┌──

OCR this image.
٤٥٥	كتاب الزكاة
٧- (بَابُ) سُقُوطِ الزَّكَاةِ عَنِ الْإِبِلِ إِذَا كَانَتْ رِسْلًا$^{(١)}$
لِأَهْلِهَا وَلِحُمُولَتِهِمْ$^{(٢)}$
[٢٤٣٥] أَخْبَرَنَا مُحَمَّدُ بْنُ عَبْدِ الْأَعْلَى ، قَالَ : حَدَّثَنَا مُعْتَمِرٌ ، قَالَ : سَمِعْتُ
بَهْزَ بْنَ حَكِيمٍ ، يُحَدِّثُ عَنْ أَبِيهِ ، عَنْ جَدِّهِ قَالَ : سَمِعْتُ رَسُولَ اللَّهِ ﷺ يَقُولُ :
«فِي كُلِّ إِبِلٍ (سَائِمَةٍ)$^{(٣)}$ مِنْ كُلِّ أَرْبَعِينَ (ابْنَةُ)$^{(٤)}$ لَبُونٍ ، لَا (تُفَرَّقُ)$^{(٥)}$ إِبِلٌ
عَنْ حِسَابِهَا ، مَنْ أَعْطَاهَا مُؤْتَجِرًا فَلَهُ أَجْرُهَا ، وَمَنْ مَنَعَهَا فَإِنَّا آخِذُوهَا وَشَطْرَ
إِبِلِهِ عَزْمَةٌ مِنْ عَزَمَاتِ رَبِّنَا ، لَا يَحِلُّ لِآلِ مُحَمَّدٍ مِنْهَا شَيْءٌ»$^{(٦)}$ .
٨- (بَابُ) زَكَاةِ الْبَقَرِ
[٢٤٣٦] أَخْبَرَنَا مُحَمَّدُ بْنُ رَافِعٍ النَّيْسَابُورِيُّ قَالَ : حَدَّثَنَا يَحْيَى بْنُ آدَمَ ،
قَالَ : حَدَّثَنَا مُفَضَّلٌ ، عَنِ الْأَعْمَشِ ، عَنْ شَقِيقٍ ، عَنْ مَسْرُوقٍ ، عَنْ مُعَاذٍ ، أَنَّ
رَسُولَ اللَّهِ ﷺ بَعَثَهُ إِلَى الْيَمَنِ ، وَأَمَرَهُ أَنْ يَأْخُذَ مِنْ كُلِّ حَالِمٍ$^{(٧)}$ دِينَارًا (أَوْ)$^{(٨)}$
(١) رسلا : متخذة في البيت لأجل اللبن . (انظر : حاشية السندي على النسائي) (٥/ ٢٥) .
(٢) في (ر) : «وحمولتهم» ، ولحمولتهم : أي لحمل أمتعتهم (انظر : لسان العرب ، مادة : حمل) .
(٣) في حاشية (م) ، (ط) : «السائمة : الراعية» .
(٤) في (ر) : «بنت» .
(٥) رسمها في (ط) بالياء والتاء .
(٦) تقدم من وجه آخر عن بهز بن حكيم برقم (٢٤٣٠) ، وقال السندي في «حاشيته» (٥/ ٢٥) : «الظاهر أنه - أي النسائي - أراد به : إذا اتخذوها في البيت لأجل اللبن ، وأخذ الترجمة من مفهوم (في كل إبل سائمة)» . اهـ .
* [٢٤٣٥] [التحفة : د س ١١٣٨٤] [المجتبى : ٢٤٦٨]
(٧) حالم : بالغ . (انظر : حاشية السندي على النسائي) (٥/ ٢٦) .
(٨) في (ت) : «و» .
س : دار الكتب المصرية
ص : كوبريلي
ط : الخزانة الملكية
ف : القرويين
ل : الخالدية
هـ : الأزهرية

└──

▶ [INSTRUCTIONS TO FOLLOW] Reproduce the entire listing word for word.

▶ [RESULT OF THIS TASK]
OCR this image.
٤٥٥	كتاب الزكاة
٧- (بَابُ) سُقُوطِ الزَّكَاةِ عَنِ الْإِبِلِ إِذَا كَانَتْ رِسْلًا$^{(١)}$
لِأَهْلِهَا وَلِحُمُولَتِهِمْ$^{(٢)}$
[٢٤٣٥] أَخْبَرَنَا مُحَمَّدُ بْنُ عَبْدِ الْأَعْلَى ، قَالَ : حَدَّثَنَا مُعْتَمِرٌ ، قَالَ : سَمِعْتُ
بَهْزَ بْنَ حَكِيمٍ ، يُحَدِّثُ عَنْ أَبِيهِ ، عَنْ جَدِّهِ قَالَ : سَمِعْتُ رَسُولَ اللَّهِ ﷺ يَقُولُ :
«فِي كُلِّ إِبِلٍ (سَائِمَةٍ)$^{(٣)}$ مِنْ كُلِّ أَرْبَعِينَ (ابْنَةُ)$^{(٤)}$ لَبُونٍ ، لَا (تُفَرَّقُ)$^{(٥)}$ إِبِلٌ
عَنْ حِسَابِهَا ، مَنْ أَعْطَاهَا مُؤْتَجِرًا فَلَهُ أَجْرُهَا ، وَمَنْ مَنَعَهَا فَإِنَّا آخِذُوهَا وَشَطْرَ
إِبِلِهِ عَزْمَةٌ مِنْ عَزَمَاتِ رَبِّنَا ، لَا يَحِلُّ لِآلِ مُحَمَّدٍ مِنْهَا شَيْءٌ»$^{(٦)}$ .
٨- (بَابُ) زَكَاةِ الْبَقَرِ
[٢٤٣٦] أَخْبَرَنَا مُحَمَّدُ بْنُ رَافِعٍ النَّيْسَابُورِيُّ قَالَ : حَدَّثَنَا يَحْيَى بْنُ آدَمَ ،
قَالَ : حَدَّثَنَا مُفَضَّلٌ ، عَنِ الْأَعْمَشِ ، عَنْ شَقِيقٍ ، عَنْ مَسْرُوقٍ ، عَنْ مُعَاذٍ ، أَنَّ
رَسُولَ اللَّهِ ﷺ بَعَثَهُ إِلَى الْيَمَنِ ، وَأَمَرَهُ أَنْ يَأْخُذَ مِنْ كُلِّ حَالِمٍ$^{(٧)}$ دِينَارًا (أَوْ)$^{(٨)}$
(١) رسلا : متخذة في البيت لأجل اللبن . (انظر : حاشية السندي على النسائي) (٥/ ٢٥) .
(٢) في (ر) : «وحمولتهم» ، ولحمولتهم : أي لحمل أمتعتهم (انظر : لسان العرب ، مادة : حمل) .
(٣) في حاشية (م) ، (ط) : «السائمة : الراعية» .
(٤) في (ر) : «بنت» .
(٥) رسمها في (ط) بالياء والتاء .
(٦) تقدم من وجه آخر عن بهز بن حكيم برقم (٢٤٣٠) ، وقال السندي في «حاشيته» (٥/ ٢٥) : «الظاهر أنه - أي النسائي - أراد به : إذا اتخذوها في البيت لأجل اللبن ، وأخذ الترجمة من مفهوم (في كل إبل سائمة)» . اهـ .
* [٢٤٣٥] [التحفة : د س ١١٣٨٤] [المجتبى : ٢٤٦٨]
(٧) حالم : بالغ . (انظر : حاشية السندي على النسائي) (٥/ ٢٦) .
(٨) في (ت) : «و» .
س : دار الكتب المصرية
ص : كوبريلي
ط : الخزانة الملكية
ف : القرويين
ل : الخالدية
هـ : الأزهرية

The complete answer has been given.